Goal of the exercise: Leave out the pictures and transcribe everything else exactly.

-*-

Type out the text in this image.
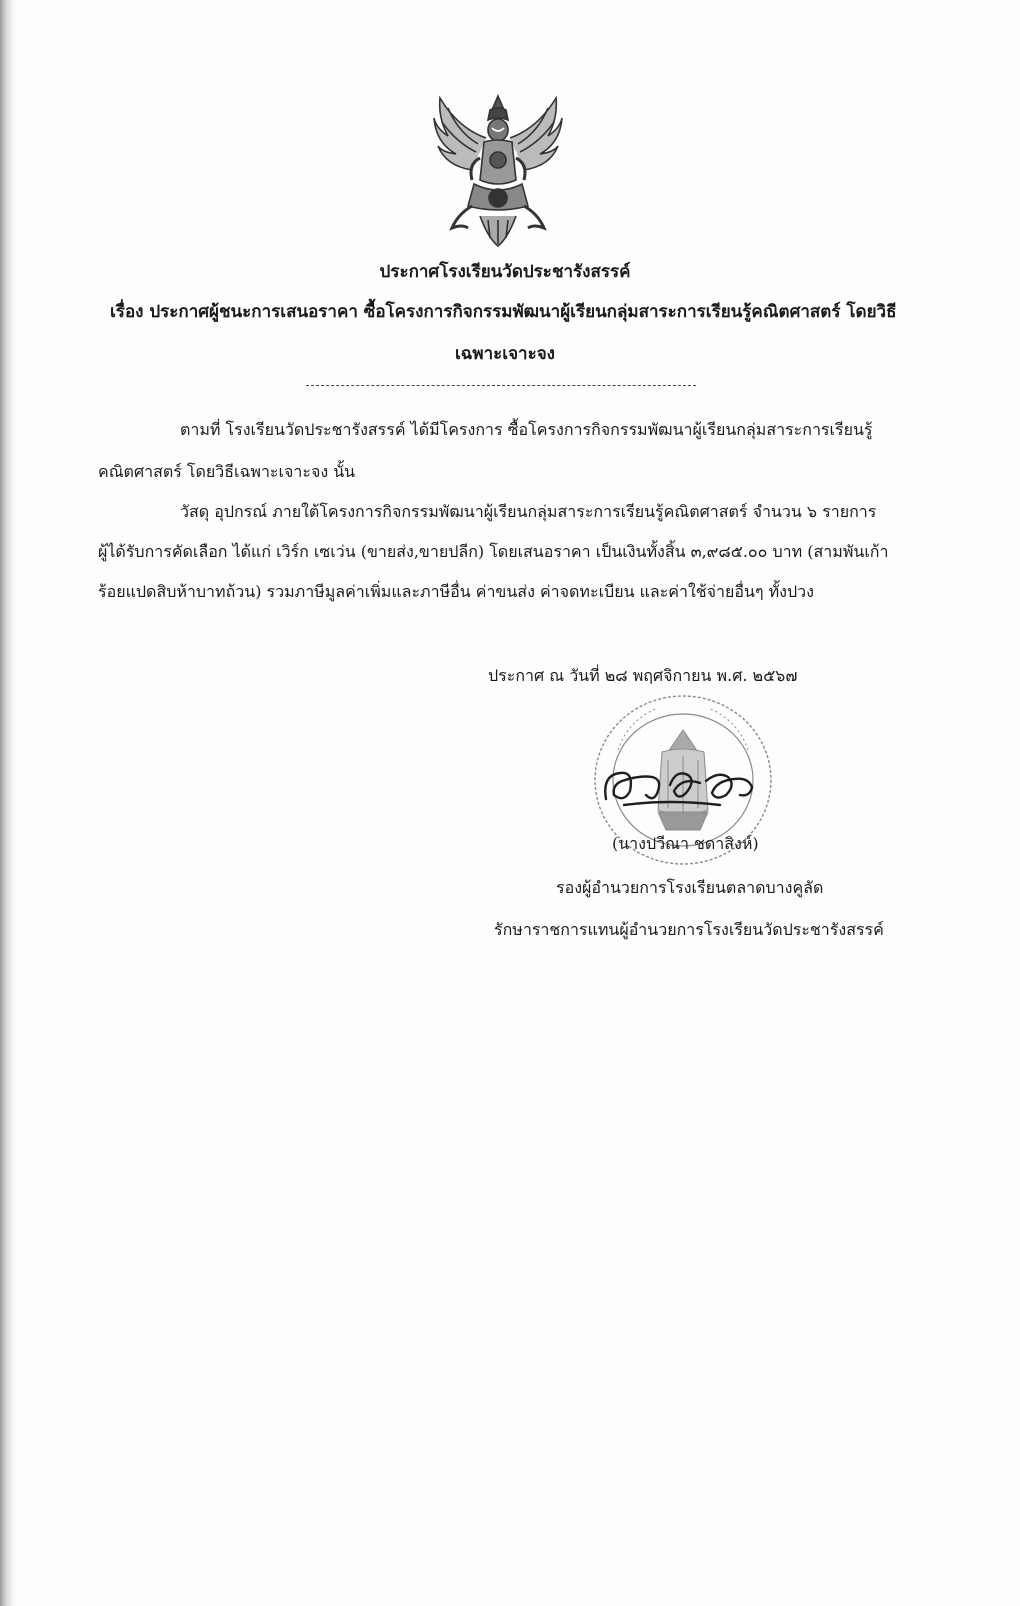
ประกาศโรงเรียนวัดประชารังสรรค์
เรื่อง ประกาศผู้ชนะการเสนอราคา ซื้อโครงการกิจกรรมพัฒนาผู้เรียนกลุ่มสาระการเรียนรู้คณิตศาสตร์ โดยวิธี
เฉพาะเจาะจง
ตามที่ โรงเรียนวัดประชารังสรรค์ ได้มีโครงการ ซื้อโครงการกิจกรรมพัฒนาผู้เรียนกลุ่มสาระการเรียนรู้
คณิตศาสตร์ โดยวิธีเฉพาะเจาะจง นั้น
วัสดุ อุปกรณ์ ภายใต้โครงการกิจกรรมพัฒนาผู้เรียนกลุ่มสาระการเรียนรู้คณิตศาสตร์ จำนวน ๖ รายการ
ผู้ได้รับการคัดเลือก ได้แก่ เวิร์ก เซเว่น (ขายส่ง,ขายปลีก) โดยเสนอราคา เป็นเงินทั้งสิ้น ๓,๙๘๕.๐๐ บาท (สามพันเก้า
ร้อยแปดสิบห้าบาทถ้วน) รวมภาษีมูลค่าเพิ่มและภาษีอื่น ค่าขนส่ง ค่าจดทะเบียน และค่าใช้จ่ายอื่นๆ ทั้งปวง
ประกาศ ณ วันที่ ๒๘ พฤศจิกายน พ.ศ. ๒๕๖๗
(นางปวีณา ชดาสิงห์)
รองผู้อำนวยการโรงเรียนตลาดบางคูลัด
รักษาราชการแทนผู้อำนวยการโรงเรียนวัดประชารังสรรค์
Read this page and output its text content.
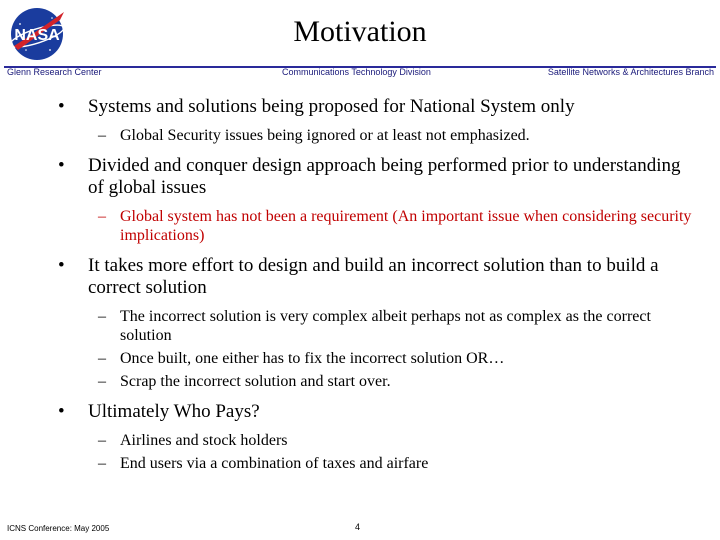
NASA	Motivation
Glenn Research Center	Communications Technology Division	Satellite Networks & Architectures Branch
• Systems and solutions being proposed for National System only
– Global Security issues being ignored or at least not emphasized.
• Divided and conquer design approach being performed prior to understanding of global issues
– Global system has not been a requirement (An important issue when considering security implications)
• It takes more effort to design and build an incorrect solution than to build a correct solution
– The incorrect solution is very complex albeit perhaps not as complex as the correct solution
– Once built, one either has to fix the incorrect solution OR…
– Scrap the incorrect solution and start over.
• Ultimately Who Pays?
– Airlines and stock holders
– End users via a combination of taxes and airfare
ICNS Conference: May 2005	4
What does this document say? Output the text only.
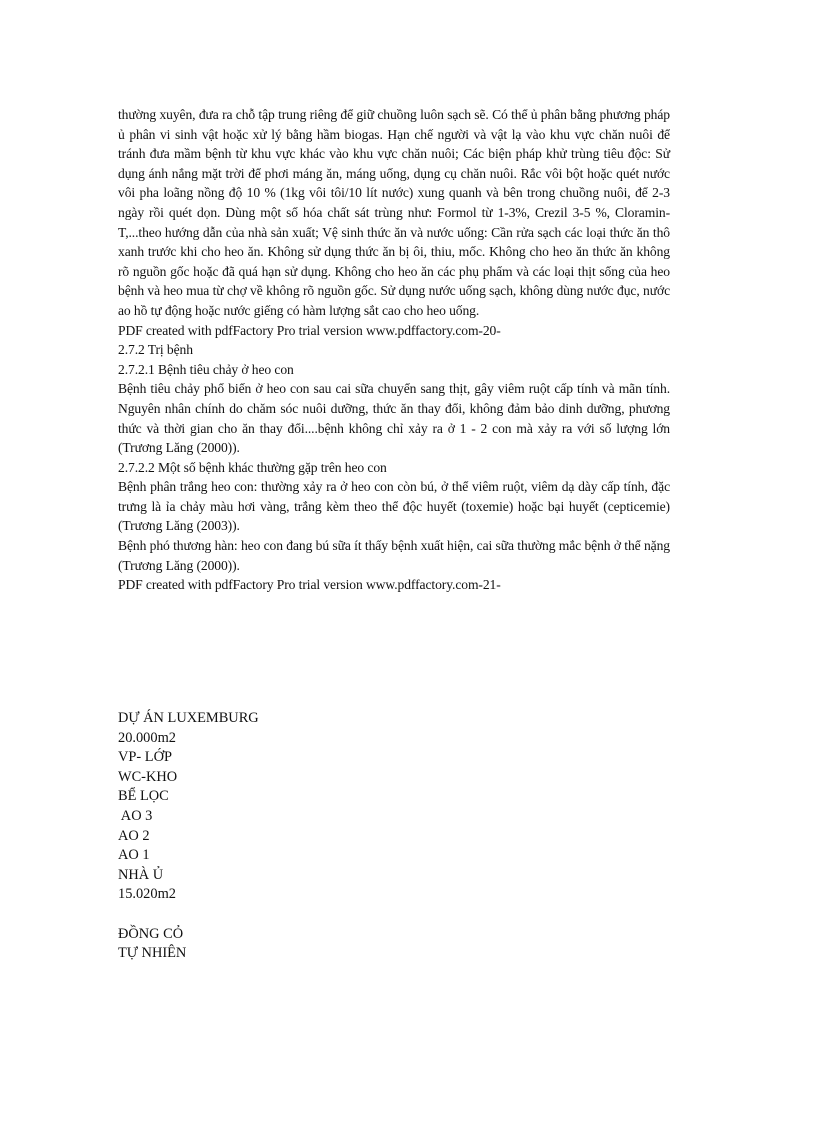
thường xuyên, đưa ra chỗ tập trung riêng để giữ chuồng luôn sạch sẽ. Có thể ủ phân bằng phương pháp ủ phân vi sinh vật hoặc xử lý bằng hầm biogas. Hạn chế người và vật lạ vào khu vực chăn nuôi để tránh đưa mầm bệnh từ khu vực khác vào khu vực chăn nuôi; Các biện pháp khử trùng tiêu độc: Sử dụng ánh nắng mặt trời để phơi máng ăn, máng uống, dụng cụ chăn nuôi. Rắc vôi bột hoặc quét nước vôi pha loãng nồng độ 10 % (1kg vôi tôi/10 lít nước) xung quanh và bên trong chuồng nuôi, để 2-3 ngày rồi quét dọn. Dùng một số hóa chất sát trùng như: Formol từ 1-3%, Crezil 3-5 %, Cloramin-T,...theo hướng dẫn của nhà sản xuất; Vệ sinh thức ăn và nước uống: Cần rửa sạch các loại thức ăn thô xanh trước khi cho heo ăn. Không sử dụng thức ăn bị ôi, thiu, mốc. Không cho heo ăn thức ăn không rõ nguồn gốc hoặc đã quá hạn sử dụng. Không cho heo ăn các phụ phẩm và các loại thịt sống của heo bệnh và heo mua từ chợ về không rõ nguồn gốc. Sử dụng nước uống sạch, không dùng nước đục, nước ao hồ tự động hoặc nước giếng có hàm lượng sắt cao cho heo uống.

PDF created with pdfFactory Pro trial version www.pdffactory.com-20-

2.7.2 Trị bệnh

2.7.2.1 Bệnh tiêu chảy ở heo con

Bệnh tiêu chảy phổ biến ở heo con sau cai sữa chuyển sang thịt, gây viêm ruột cấp tính và mãn tính. Nguyên nhân chính do chăm sóc nuôi dưỡng, thức ăn thay đổi, không đảm bảo dinh dưỡng, phương thức và thời gian cho ăn thay đổi....bệnh không chỉ xảy ra ở 1 - 2 con mà xảy ra với số lượng lớn (Trương Lăng (2000)).

2.7.2.2 Một số bệnh khác thường gặp trên heo con

Bệnh phân trắng heo con: thường xảy ra ở heo con còn bú, ở thể viêm ruột, viêm dạ dày cấp tính, đặc trưng là ỉa chảy màu hơi vàng, trắng kèm theo thể độc huyết (toxemie) hoặc bại huyết (cepticemie) (Trương Lăng (2003)).

Bệnh phó thương hàn: heo con đang bú sữa ít thấy bệnh xuất hiện, cai sữa thường mắc bệnh ở thể nặng (Trương Lăng (2000)).

PDF created with pdfFactory Pro trial version www.pdffactory.com-21-

DỰ ÁN LUXEMBURG
20.000m2
VP- LỚP
WC-KHO
BỂ LỌC
AO 3
AO 2
AO 1
NHÀ Ủ
15.020m2
ĐỒNG CỎ
TỰ NHIÊN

-*-

Problem solution:
Type out the text in this image.
ประกาศโรงเรียนวัดประชารังสรรค์
เรื่อง ประกาศผู้ชนะการเสนอราคา ซื้อโครงการกิจกรรมพัฒนาผู้เรียนกลุ่มสาระการเรียนรู้คณิตศาสตร์ โดยวิธี
เฉพาะเจาะจง
ตามที่ โรงเรียนวัดประชารังสรรค์ ได้มีโครงการ ซื้อโครงการกิจกรรมพัฒนาผู้เรียนกลุ่มสาระการเรียนรู้
คณิตศาสตร์ โดยวิธีเฉพาะเจาะจง นั้น
วัสดุ อุปกรณ์ ภายใต้โครงการกิจกรรมพัฒนาผู้เรียนกลุ่มสาระการเรียนรู้คณิตศาสตร์ จำนวน ๖ รายการ
ผู้ได้รับการคัดเลือก ได้แก่ เวิร์ก เซเว่น (ขายส่ง,ขายปลีก) โดยเสนอราคา เป็นเงินทั้งสิ้น ๓,๙๘๕.๐๐ บาท (สามพันเก้า
ร้อยแปดสิบห้าบาทถ้วน) รวมภาษีมูลค่าเพิ่มและภาษีอื่น ค่าขนส่ง ค่าจดทะเบียน และค่าใช้จ่ายอื่นๆ ทั้งปวง
ประกาศ ณ วันที่ ๒๘ พฤศจิกายน พ.ศ. ๒๕๖๗
(นางปวีณา ชดาสิงห์)
รองผู้อำนวยการโรงเรียนตลาดบางคูลัด
รักษาราชการแทนผู้อำนวยการโรงเรียนวัดประชารังสรรค์
Read this page and output its text content.
NASA	Motivation
Glenn Research Center	Communications Technology Division	Satellite Networks & Architectures Branch
• Systems and solutions being proposed for National System only
– Global Security issues being ignored or at least not emphasized.
• Divided and conquer design approach being performed prior to understanding of global issues
– Global system has not been a requirement (An important issue when considering security implications)
• It takes more effort to design and build an incorrect solution than to build a correct solution
– The incorrect solution is very complex albeit perhaps not as complex as the correct solution
– Once built, one either has to fix the incorrect solution OR…
– Scrap the incorrect solution and start over.
• Ultimately Who Pays?
– Airlines and stock holders
– End users via a combination of taxes and airfare
ICNS Conference: May 2005	4
What does this document say? Output the text only.
thường xuyên, đưa ra chỗ tập trung riêng để giữ chuồng luôn sạch sẽ. Có thể ủ phân bằng phương pháp ủ phân vi sinh vật hoặc xử lý bằng hầm biogas. Hạn chế người và vật lạ vào khu vực chăn nuôi để tránh đưa mầm bệnh từ khu vực khác vào khu vực chăn nuôi; Các biện pháp khử trùng tiêu độc: Sử dụng ánh nắng mặt trời để phơi máng ăn, máng uống, dụng cụ chăn nuôi. Rắc vôi bột hoặc quét nước vôi pha loãng nồng độ 10 % (1kg vôi tôi/10 lít nước) xung quanh và bên trong chuồng nuôi, để 2-3 ngày rồi quét dọn. Dùng một số hóa chất sát trùng như: Formol từ 1-3%, Crezil 3-5 %, Cloramin-T,...theo hướng dẫn của nhà sản xuất; Vệ sinh thức ăn và nước uống: Cần rửa sạch các loại thức ăn thô xanh trước khi cho heo ăn. Không sử dụng thức ăn bị ôi, thiu, mốc. Không cho heo ăn thức ăn không rõ nguồn gốc hoặc đã quá hạn sử dụng. Không cho heo ăn các phụ phẩm và các loại thịt sống của heo bệnh và heo mua từ chợ về không rõ nguồn gốc. Sử dụng nước uống sạch, không dùng nước đục, nước ao hồ tự động hoặc nước giếng có hàm lượng sắt cao cho heo uống.

PDF created with pdfFactory Pro trial version www.pdffactory.com-20-

2.7.2 Trị bệnh

2.7.2.1 Bệnh tiêu chảy ở heo con

Bệnh tiêu chảy phổ biến ở heo con sau cai sữa chuyển sang thịt, gây viêm ruột cấp tính và mãn tính. Nguyên nhân chính do chăm sóc nuôi dưỡng, thức ăn thay đổi, không đảm bảo dinh dưỡng, phương thức và thời gian cho ăn thay đổi....bệnh không chỉ xảy ra ở 1 - 2 con mà xảy ra với số lượng lớn (Trương Lăng (2000)).

2.7.2.2 Một số bệnh khác thường gặp trên heo con

Bệnh phân trắng heo con: thường xảy ra ở heo con còn bú, ở thể viêm ruột, viêm dạ dày cấp tính, đặc trưng là ỉa chảy màu hơi vàng, trắng kèm theo thể độc huyết (toxemie) hoặc bại huyết (cepticemie) (Trương Lăng (2003)).

Bệnh phó thương hàn: heo con đang bú sữa ít thấy bệnh xuất hiện, cai sữa thường mắc bệnh ở thể nặng (Trương Lăng (2000)).

PDF created with pdfFactory Pro trial version www.pdffactory.com-21-

DỰ ÁN LUXEMBURG
20.000m2
VP- LỚP
WC-KHO
BỂ LỌC
AO 3
AO 2
AO 1
NHÀ Ủ
15.020m2
ĐỒNG CỎ
TỰ NHIÊN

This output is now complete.